** START **
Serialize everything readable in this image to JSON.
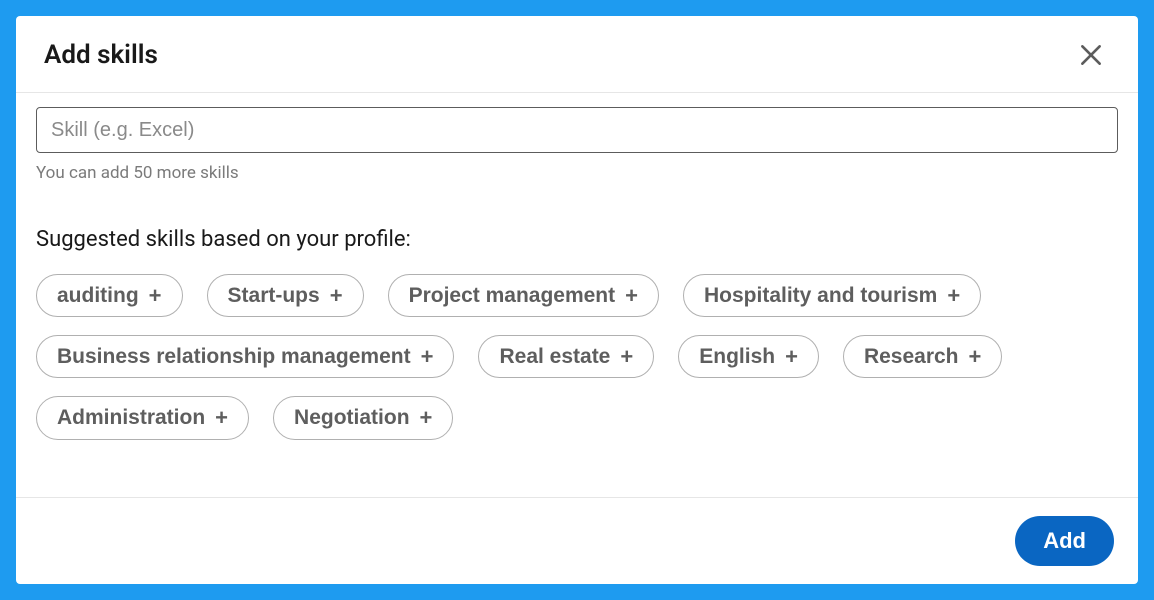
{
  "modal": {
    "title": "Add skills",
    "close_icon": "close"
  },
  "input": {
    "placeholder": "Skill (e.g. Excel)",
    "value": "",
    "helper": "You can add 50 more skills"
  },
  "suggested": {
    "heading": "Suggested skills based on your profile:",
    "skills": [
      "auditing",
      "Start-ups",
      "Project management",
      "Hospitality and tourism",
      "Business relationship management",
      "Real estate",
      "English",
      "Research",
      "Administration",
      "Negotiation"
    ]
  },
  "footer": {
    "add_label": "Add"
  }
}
** END **
Aim:
Reproduce the entries above exactly. Do not include the images.

Solved exercise:
Serialize everything readable in this image to JSON.
{
  "modal": {
    "title": "Add skills",
    "close_icon": "close"
  },
  "input": {
    "placeholder": "Skill (e.g. Excel)",
    "value": "",
    "helper": "You can add 50 more skills"
  },
  "suggested": {
    "heading": "Suggested skills based on your profile:",
    "skills": [
      "auditing",
      "Start-ups",
      "Project management",
      "Hospitality and tourism",
      "Business relationship management",
      "Real estate",
      "English",
      "Research",
      "Administration",
      "Negotiation"
    ]
  },
  "footer": {
    "add_label": "Add"
  }
}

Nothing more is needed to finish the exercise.